**GIVEN INSTRUCTION:** Take the listing and print it in full, exactly as given.

Collection entries:
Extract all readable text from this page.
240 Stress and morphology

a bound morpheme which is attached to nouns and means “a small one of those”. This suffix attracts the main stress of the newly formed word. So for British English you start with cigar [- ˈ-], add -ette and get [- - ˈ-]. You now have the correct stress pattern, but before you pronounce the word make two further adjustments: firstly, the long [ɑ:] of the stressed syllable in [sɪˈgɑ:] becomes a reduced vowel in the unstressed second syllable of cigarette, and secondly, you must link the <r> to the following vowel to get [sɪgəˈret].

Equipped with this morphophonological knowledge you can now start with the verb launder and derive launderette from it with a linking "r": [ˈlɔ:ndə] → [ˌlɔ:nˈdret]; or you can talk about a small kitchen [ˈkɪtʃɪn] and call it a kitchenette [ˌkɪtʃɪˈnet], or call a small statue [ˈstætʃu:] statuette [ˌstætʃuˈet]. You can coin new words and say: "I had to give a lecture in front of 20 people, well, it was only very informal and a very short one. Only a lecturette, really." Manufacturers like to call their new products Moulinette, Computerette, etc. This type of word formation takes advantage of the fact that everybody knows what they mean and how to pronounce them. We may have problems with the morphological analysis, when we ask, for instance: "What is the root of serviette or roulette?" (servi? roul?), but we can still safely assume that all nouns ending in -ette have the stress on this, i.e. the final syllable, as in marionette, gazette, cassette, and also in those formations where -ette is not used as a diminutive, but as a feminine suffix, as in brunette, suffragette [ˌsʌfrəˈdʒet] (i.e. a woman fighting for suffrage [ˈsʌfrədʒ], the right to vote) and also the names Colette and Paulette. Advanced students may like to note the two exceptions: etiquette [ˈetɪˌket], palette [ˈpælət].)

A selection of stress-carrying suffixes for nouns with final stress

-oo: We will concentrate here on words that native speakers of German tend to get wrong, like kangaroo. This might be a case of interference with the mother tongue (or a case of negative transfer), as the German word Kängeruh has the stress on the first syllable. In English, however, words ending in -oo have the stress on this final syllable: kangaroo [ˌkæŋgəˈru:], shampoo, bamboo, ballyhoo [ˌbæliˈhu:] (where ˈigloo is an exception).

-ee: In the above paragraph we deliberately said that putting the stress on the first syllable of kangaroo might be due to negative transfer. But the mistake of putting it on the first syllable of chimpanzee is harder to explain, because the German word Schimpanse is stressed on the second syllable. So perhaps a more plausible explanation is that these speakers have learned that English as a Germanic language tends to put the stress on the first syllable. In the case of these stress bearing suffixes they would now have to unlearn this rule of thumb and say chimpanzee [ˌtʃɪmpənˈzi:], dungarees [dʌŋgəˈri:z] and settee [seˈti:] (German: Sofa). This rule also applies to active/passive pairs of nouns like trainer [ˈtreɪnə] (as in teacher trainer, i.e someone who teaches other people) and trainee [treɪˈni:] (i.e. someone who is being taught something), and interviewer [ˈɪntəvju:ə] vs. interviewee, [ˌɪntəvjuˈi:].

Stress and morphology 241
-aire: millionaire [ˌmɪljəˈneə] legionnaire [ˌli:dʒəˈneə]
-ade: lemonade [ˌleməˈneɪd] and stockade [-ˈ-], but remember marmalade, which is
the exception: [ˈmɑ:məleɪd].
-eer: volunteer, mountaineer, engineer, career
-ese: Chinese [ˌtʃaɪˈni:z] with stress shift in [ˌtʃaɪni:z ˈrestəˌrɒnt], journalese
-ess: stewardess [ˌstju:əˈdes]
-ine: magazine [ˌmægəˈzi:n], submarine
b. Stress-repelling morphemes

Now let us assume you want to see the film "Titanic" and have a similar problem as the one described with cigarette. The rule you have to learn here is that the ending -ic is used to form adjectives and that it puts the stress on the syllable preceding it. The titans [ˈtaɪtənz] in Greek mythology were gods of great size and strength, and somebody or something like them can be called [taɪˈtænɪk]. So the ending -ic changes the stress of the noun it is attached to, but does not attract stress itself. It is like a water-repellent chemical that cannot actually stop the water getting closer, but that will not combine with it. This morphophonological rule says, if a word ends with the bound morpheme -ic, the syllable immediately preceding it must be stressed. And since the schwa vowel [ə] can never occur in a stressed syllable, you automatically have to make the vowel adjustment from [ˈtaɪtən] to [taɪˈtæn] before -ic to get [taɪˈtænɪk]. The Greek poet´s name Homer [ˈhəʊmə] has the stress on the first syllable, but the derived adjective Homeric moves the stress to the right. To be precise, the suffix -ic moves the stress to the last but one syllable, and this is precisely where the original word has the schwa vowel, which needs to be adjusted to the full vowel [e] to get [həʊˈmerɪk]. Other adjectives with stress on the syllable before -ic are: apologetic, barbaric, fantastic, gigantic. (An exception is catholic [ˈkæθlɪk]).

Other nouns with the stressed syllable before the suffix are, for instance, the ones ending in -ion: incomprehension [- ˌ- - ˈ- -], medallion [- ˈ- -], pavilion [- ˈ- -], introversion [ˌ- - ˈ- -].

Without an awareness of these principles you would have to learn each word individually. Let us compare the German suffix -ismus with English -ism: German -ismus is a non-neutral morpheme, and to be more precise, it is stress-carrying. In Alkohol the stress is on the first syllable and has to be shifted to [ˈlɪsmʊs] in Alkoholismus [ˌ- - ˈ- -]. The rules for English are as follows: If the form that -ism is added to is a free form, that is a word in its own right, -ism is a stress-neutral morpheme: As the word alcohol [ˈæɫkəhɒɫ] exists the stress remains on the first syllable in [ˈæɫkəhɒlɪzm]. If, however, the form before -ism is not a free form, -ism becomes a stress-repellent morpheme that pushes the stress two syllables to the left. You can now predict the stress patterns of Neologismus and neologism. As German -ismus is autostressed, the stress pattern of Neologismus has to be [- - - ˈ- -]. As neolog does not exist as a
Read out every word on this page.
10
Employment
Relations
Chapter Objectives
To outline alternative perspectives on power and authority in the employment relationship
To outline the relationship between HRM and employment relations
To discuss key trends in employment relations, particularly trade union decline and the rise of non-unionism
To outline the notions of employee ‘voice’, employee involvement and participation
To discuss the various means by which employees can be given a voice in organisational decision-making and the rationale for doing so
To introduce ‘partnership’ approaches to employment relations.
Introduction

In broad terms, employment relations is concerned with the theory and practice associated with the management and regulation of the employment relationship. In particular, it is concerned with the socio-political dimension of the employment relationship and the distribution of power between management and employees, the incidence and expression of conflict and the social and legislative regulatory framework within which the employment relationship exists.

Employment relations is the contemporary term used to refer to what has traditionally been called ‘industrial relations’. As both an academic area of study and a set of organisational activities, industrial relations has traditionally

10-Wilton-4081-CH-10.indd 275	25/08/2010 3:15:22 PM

**ANSWER IN FULL:**
Extract all readable text from this page.
240 Stress and morphology

a bound morpheme which is attached to nouns and means “a small one of those”. This suffix attracts the main stress of the newly formed word. So for British English you start with cigar [- ˈ-], add -ette and get [- - ˈ-]. You now have the correct stress pattern, but before you pronounce the word make two further adjustments: firstly, the long [ɑ:] of the stressed syllable in [sɪˈgɑ:] becomes a reduced vowel in the unstressed second syllable of cigarette, and secondly, you must link the <r> to the following vowel to get [sɪgəˈret].

Equipped with this morphophonological knowledge you can now start with the verb launder and derive launderette from it with a linking "r": [ˈlɔ:ndə] → [ˌlɔ:nˈdret]; or you can talk about a small kitchen [ˈkɪtʃɪn] and call it a kitchenette [ˌkɪtʃɪˈnet], or call a small statue [ˈstætʃu:] statuette [ˌstætʃuˈet]. You can coin new words and say: "I had to give a lecture in front of 20 people, well, it was only very informal and a very short one. Only a lecturette, really." Manufacturers like to call their new products Moulinette, Computerette, etc. This type of word formation takes advantage of the fact that everybody knows what they mean and how to pronounce them. We may have problems with the morphological analysis, when we ask, for instance: "What is the root of serviette or roulette?" (servi? roul?), but we can still safely assume that all nouns ending in -ette have the stress on this, i.e. the final syllable, as in marionette, gazette, cassette, and also in those formations where -ette is not used as a diminutive, but as a feminine suffix, as in brunette, suffragette [ˌsʌfrəˈdʒet] (i.e. a woman fighting for suffrage [ˈsʌfrədʒ], the right to vote) and also the names Colette and Paulette. Advanced students may like to note the two exceptions: etiquette [ˈetɪˌket], palette [ˈpælət].)

A selection of stress-carrying suffixes for nouns with final stress

-oo: We will concentrate here on words that native speakers of German tend to get wrong, like kangaroo. This might be a case of interference with the mother tongue (or a case of negative transfer), as the German word Kängeruh has the stress on the first syllable. In English, however, words ending in -oo have the stress on this final syllable: kangaroo [ˌkæŋgəˈru:], shampoo, bamboo, ballyhoo [ˌbæliˈhu:] (where ˈigloo is an exception).

-ee: In the above paragraph we deliberately said that putting the stress on the first syllable of kangaroo might be due to negative transfer. But the mistake of putting it on the first syllable of chimpanzee is harder to explain, because the German word Schimpanse is stressed on the second syllable. So perhaps a more plausible explanation is that these speakers have learned that English as a Germanic language tends to put the stress on the first syllable. In the case of these stress bearing suffixes they would now have to unlearn this rule of thumb and say chimpanzee [ˌtʃɪmpənˈzi:], dungarees [dʌŋgəˈri:z] and settee [seˈti:] (German: Sofa). This rule also applies to active/passive pairs of nouns like trainer [ˈtreɪnə] (as in teacher trainer, i.e someone who teaches other people) and trainee [treɪˈni:] (i.e. someone who is being taught something), and interviewer [ˈɪntəvju:ə] vs. interviewee, [ˌɪntəvjuˈi:].

Stress and morphology 241
-aire: millionaire [ˌmɪljəˈneə] legionnaire [ˌli:dʒəˈneə]
-ade: lemonade [ˌleməˈneɪd] and stockade [-ˈ-], but remember marmalade, which is
the exception: [ˈmɑ:məleɪd].
-eer: volunteer, mountaineer, engineer, career
-ese: Chinese [ˌtʃaɪˈni:z] with stress shift in [ˌtʃaɪni:z ˈrestəˌrɒnt], journalese
-ess: stewardess [ˌstju:əˈdes]
-ine: magazine [ˌmægəˈzi:n], submarine
b. Stress-repelling morphemes

Now let us assume you want to see the film "Titanic" and have a similar problem as the one described with cigarette. The rule you have to learn here is that the ending -ic is used to form adjectives and that it puts the stress on the syllable preceding it. The titans [ˈtaɪtənz] in Greek mythology were gods of great size and strength, and somebody or something like them can be called [taɪˈtænɪk]. So the ending -ic changes the stress of the noun it is attached to, but does not attract stress itself. It is like a water-repellent chemical that cannot actually stop the water getting closer, but that will not combine with it. This morphophonological rule says, if a word ends with the bound morpheme -ic, the syllable immediately preceding it must be stressed. And since the schwa vowel [ə] can never occur in a stressed syllable, you automatically have to make the vowel adjustment from [ˈtaɪtən] to [taɪˈtæn] before -ic to get [taɪˈtænɪk]. The Greek poet´s name Homer [ˈhəʊmə] has the stress on the first syllable, but the derived adjective Homeric moves the stress to the right. To be precise, the suffix -ic moves the stress to the last but one syllable, and this is precisely where the original word has the schwa vowel, which needs to be adjusted to the full vowel [e] to get [həʊˈmerɪk]. Other adjectives with stress on the syllable before -ic are: apologetic, barbaric, fantastic, gigantic. (An exception is catholic [ˈkæθlɪk]).

Other nouns with the stressed syllable before the suffix are, for instance, the ones ending in -ion: incomprehension [- ˌ- - ˈ- -], medallion [- ˈ- -], pavilion [- ˈ- -], introversion [ˌ- - ˈ- -].

Without an awareness of these principles you would have to learn each word individually. Let us compare the German suffix -ismus with English -ism: German -ismus is a non-neutral morpheme, and to be more precise, it is stress-carrying. In Alkohol the stress is on the first syllable and has to be shifted to [ˈlɪsmʊs] in Alkoholismus [ˌ- - ˈ- -]. The rules for English are as follows: If the form that -ism is added to is a free form, that is a word in its own right, -ism is a stress-neutral morpheme: As the word alcohol [ˈæɫkəhɒɫ] exists the stress remains on the first syllable in [ˈæɫkəhɒlɪzm]. If, however, the form before -ism is not a free form, -ism becomes a stress-repellent morpheme that pushes the stress two syllables to the left. You can now predict the stress patterns of Neologismus and neologism. As German -ismus is autostressed, the stress pattern of Neologismus has to be [- - - ˈ- -]. As neolog does not exist as a
Read out every word on this page.
10
Employment
Relations
Chapter Objectives
To outline alternative perspectives on power and authority in the employment relationship
To outline the relationship between HRM and employment relations
To discuss key trends in employment relations, particularly trade union decline and the rise of non-unionism
To outline the notions of employee ‘voice’, employee involvement and participation
To discuss the various means by which employees can be given a voice in organisational decision-making and the rationale for doing so
To introduce ‘partnership’ approaches to employment relations.
Introduction

In broad terms, employment relations is concerned with the theory and practice associated with the management and regulation of the employment relationship. In particular, it is concerned with the socio-political dimension of the employment relationship and the distribution of power between management and employees, the incidence and expression of conflict and the social and legislative regulatory framework within which the employment relationship exists.

Employment relations is the contemporary term used to refer to what has traditionally been called ‘industrial relations’. As both an academic area of study and a set of organisational activities, industrial relations has traditionally

10-Wilton-4081-CH-10.indd 275	25/08/2010 3:15:22 PM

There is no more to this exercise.